Lines containing the string "floor" are to be collected in full.
--
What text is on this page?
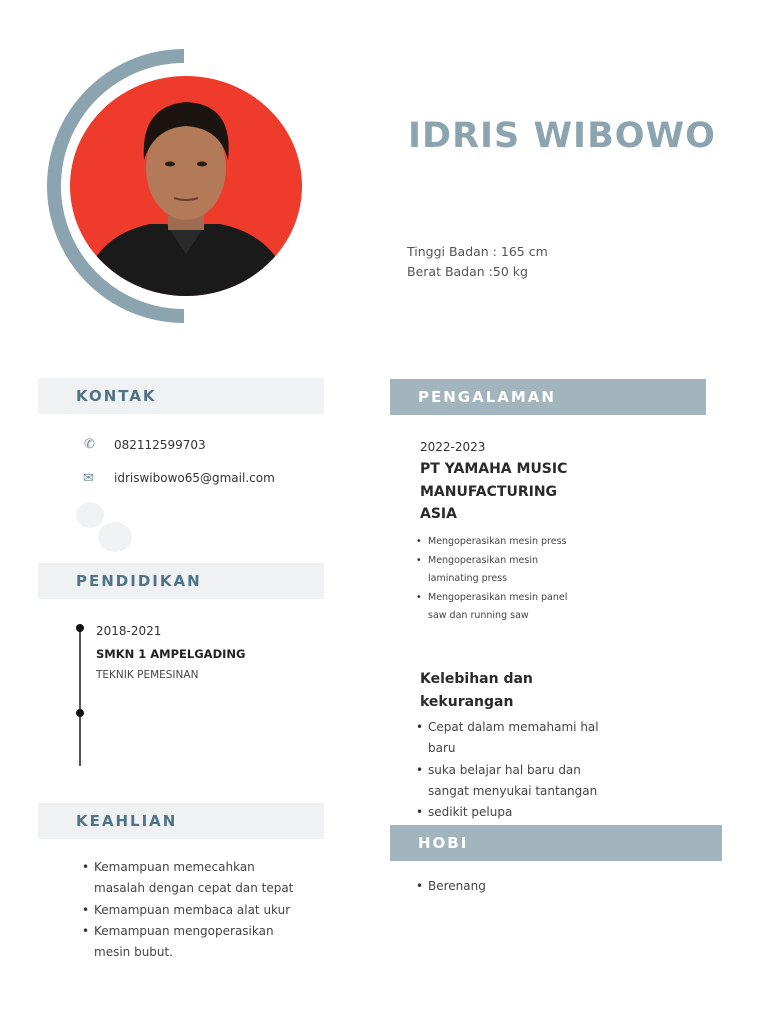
IDRIS WIBOWO
Tinggi Badan : 165 cm
Berat Badan :50 kg
KONTAK
✆ 082112599703
✉ idriswibowo65@gmail.com
PENDIDIKAN
2018-2021
SMKN 1 AMPELGADING
TEKNIK PEMESINAN
KEAHLIAN
• Kemampuan memecahkan
masalah dengan cepat dan tepat
• Kemampuan membaca alat ukur
• Kemampuan mengoperasikan
mesin bubut.
PENGALAMAN
2022-2023
PT YAMAHA MUSIC
MANUFACTURING
ASIA
• Mengoperasikan mesin press
• Mengoperasikan mesin
laminating press
• Mengoperasikan mesin panel
saw dan running saw
Kelebihan dan
kekurangan
• Cepat dalam memahami hal
baru
• suka belajar hal baru dan
sangat menyukai tantangan
• sedikit pelupa
HOBI
• Berenang
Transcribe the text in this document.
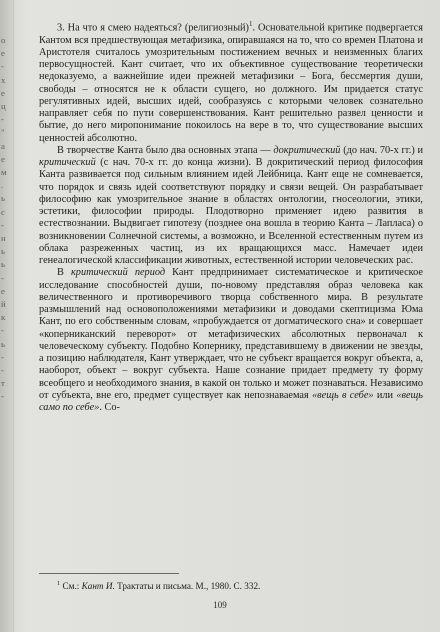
о
е
-
х
е
ц
-
"
а
е
м
.
ь
с
-
н
ь
ь
-
е
й
к
-
ь
-
-
т
-

3. На что я смею надеяться? (религиозный)$^1$. Основательной критике подвергается Кантом вся предшествующая метафизика, опиравшаяся на то, что со времен Платона и Аристотеля считалось умозрительным постижением вечных и неизменных благих первосущностей. Кант считает, что их объективное существование теоретически недоказуемо, а важнейшие идеи прежней метафизики – Бога, бессмертия души, свободы – относятся не к области сущего, но должного. Им придается статус регулятивных идей, высших идей, сообразуясь с которыми человек сознательно направляет себя по пути совершенствования. Кант решительно развел ценности и бытие, до него миропонимание покоилось на вере в то, что существование высших ценностей абсолютно.

В творчестве Канта было два основных этапа — докритический (до нач. 70-х гг.) и критический (с нач. 70-х гг. до конца жизни). В докритический период философия Канта развивается под сильным влиянием идей Лейбница. Кант еще не сомневается, что порядок и связь идей соответствуют порядку и связи вещей. Он разрабатывает философию как умозрительное знание в областях онтологии, гносеологии, этики, эстетики, философии природы. Плодотворно применяет идею развития в естествознании. Выдвигает гипотезу (позднее она вошла в теорию Канта – Лапласа) о возникновении Солнечной системы, а возможно, и Вселенной естественным путем из облака разреженных частиц, из их вращающихся масс. Намечает идеи генеалогической классификации животных, естественной истории человеческих рас.

В критический период Кант предпринимает систематическое и критическое исследование способностей души, по-новому представляя образ человека как величественного и противоречивого творца собственного мира. В результате размышлений над основоположениями метафизики и доводами скептицизма Юма Кант, по его собственным словам, «пробуждается от догматического сна» и совершает «коперниканский переворот» от метафизических абсолютных первоначал к человеческому субъекту. Подобно Копернику, представившему в движении не звезды, а позицию наблюдателя, Кант утверждает, что не субъект вращается вокруг объекта, а, наоборот, объект – вокруг субъекта. Наше сознание придает предмету ту форму всеобщего и необходимого знания, в какой он только и может познаваться. Независимо от субъекта, вне его, предмет существует как непознаваемая «вещь в себе» или «вещь само по себе». Со-

$^1$ См.: Кант И. Трактаты и письма. М., 1980. С. 332.
109
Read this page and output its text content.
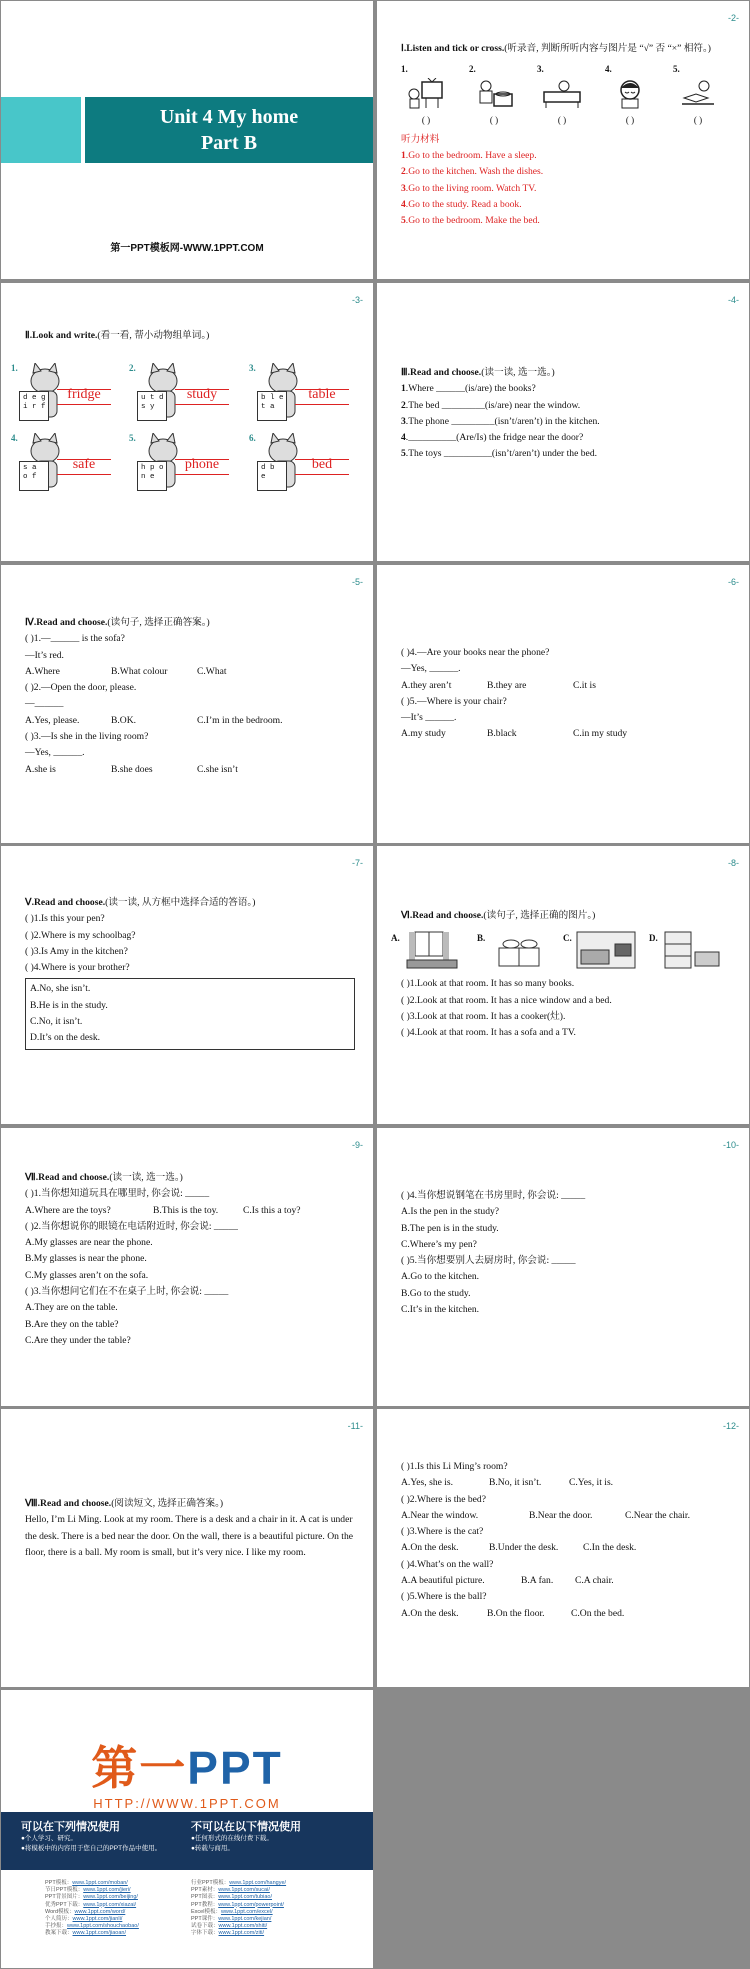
Unit 4 My home
Part B
第一PPT模板网-WWW.1PPT.COM
-2-
Ⅰ.Listen and tick or cross.(听录音, 判断所听内容与图片是 “√” 否 “×” 相符。)
1.
( )
2.
( )
3.
( )
4.
( )
5.
( )
听力材料
1.Go to the bedroom. Have a sleep.
2.Go to the kitchen. Wash the dishes.
3.Go to the living room. Watch TV.
4.Go to the study. Read a book.
5.Go to the bedroom. Make the bed.
-3-
Ⅱ.Look and write.(看一看, 帮小动物组单词。)
1.
d e g
i r f
fridge
2.
u t d
s y
study
3.
b l e
t a
table
4.
s a
o f
safe
5.
h p o
n e
phone
6.
d b
e
bed
-4-
Ⅲ.Read and choose.(读一读, 选一选。)
1.Where ______(is/are) the books?
2.The bed _________(is/are) near the window.
3.The phone _________(isn’t/aren’t) in the kitchen.
4.__________(Are/Is) the fridge near the door?
5.The toys __________(isn’t/aren’t) under the bed.
-5-
Ⅳ.Read and choose.(读句子, 选择正确答案。)
( )1.—______ is the sofa?
—It’s red.
A.Where	B.What colour	C.What
( )2.—Open the door, please.
—______
A.Yes, please.	B.OK.	C.I’m in the bedroom.
( )3.—Is she in the living room?
—Yes, ______.
A.she is	B.she does	C.she isn’t
-6-
( )4.—Are your books near the phone?
—Yes, ______.
A.they aren’t	B.they are	C.it is
( )5.—Where is your chair?
—It’s ______.
A.my study	B.black	C.in my study
-7-
Ⅴ.Read and choose.(读一读, 从方框中选择合适的答语。)
( )1.Is this your pen?
( )2.Where is my schoolbag?
( )3.Is Amy in the kitchen?
( )4.Where is your brother?
A.No, she isn’t.
B.He is in the study.
C.No, it isn’t.
D.It’s on the desk.
-8-
Ⅵ.Read and choose.(读句子, 选择正确的图片。)
A.	B.	C.	D.
( )1.Look at that room. It has so many books.
( )2.Look at that room. It has a nice window and a bed.
( )3.Look at that room. It has a cooker(灶).
( )4.Look at that room. It has a sofa and a TV.
-9-
Ⅶ.Read and choose.(读一读, 选一选。)
( )1.当你想知道玩具在哪里时, 你会说: _____
A.Where are the toys?	B.This is the toy.	C.Is this a toy?
( )2.当你想说你的眼镜在电话附近时, 你会说: _____
A.My glasses are near the phone.
B.My glasses is near the phone.
C.My glasses aren’t on the sofa.
( )3.当你想问它们在不在桌子上时, 你会说: _____
A.They are on the table.
B.Are they on the table?
C.Are they under the table?
-10-
( )4.当你想说钢笔在书房里时, 你会说: _____
A.Is the pen in the study?
B.The pen is in the study.
C.Where’s my pen?
( )5.当你想要别人去厨房时, 你会说: _____
A.Go to the kitchen.
B.Go to the study.
C.It’s in the kitchen.
-11-
Ⅷ.Read and choose.(阅读短文, 选择正确答案。)
Hello, I’m Li Ming. Look at my room. There is a desk and a chair in it. A cat is under the desk. There is a bed near the door. On the wall, there is a beautiful picture. On the floor, there is a ball. My room is small, but it’s very nice. I like my room.
-12-
( )1.Is this Li Ming’s room?
A.Yes, she is.	B.No, it isn’t.	C.Yes, it is.
( )2.Where is the bed?
A.Near the window.	B.Near the door.	C.Near the chair.
( )3.Where is the cat?
A.On the desk.	B.Under the desk.	C.In the desk.
( )4.What’s on the wall?
A.A beautiful picture.	B.A fan.	C.A chair.
( )5.Where is the ball?
A.On the desk.	B.On the floor.	C.On the bed.
第一PPT
HTTP://WWW.1PPT.COM
可以在下列情况使用
●个人学习、研究。
●将模板中的内容用于您自己的PPT作品中使用。
不可以在以下情况使用
●任何形式的在线付费下载。
●转载与商用。
PPT模板：www.1ppt.com/moban/
节日PPT模板：www.1ppt.com/jieri/
PPT背景图片：www.1ppt.com/beijing/
优秀PPT下载：www.1ppt.com/xiazai/
Word模板：www.1ppt.com/word/
个人简历：www.1ppt.com/jianli/
手抄报：www.1ppt.com/shouchaobao/
教案下载：www.1ppt.com/jiaoan/
行业PPT模板：www.1ppt.com/hangye/
PPT素材：www.1ppt.com/sucai/
PPT图表：www.1ppt.com/tubiao/
PPT教程：www.1ppt.com/powerpoint/
Excel模板：www.1ppt.com/excel/
PPT课件：www.1ppt.com/kejian/
试卷下载：www.1ppt.com/shiti/
字体下载：www.1ppt.com/ziti/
--
» **Task output**
Hello, I’m Li Ming. Look at my room. There is a desk and a chair in it. A cat is under the desk. There is a bed near the door. On the wall, there is a beautiful picture. On the floor, there is a ball. My room is small, but it’s very nice. I like my room.
A.On the desk.	B.On the floor.	C.On the bed.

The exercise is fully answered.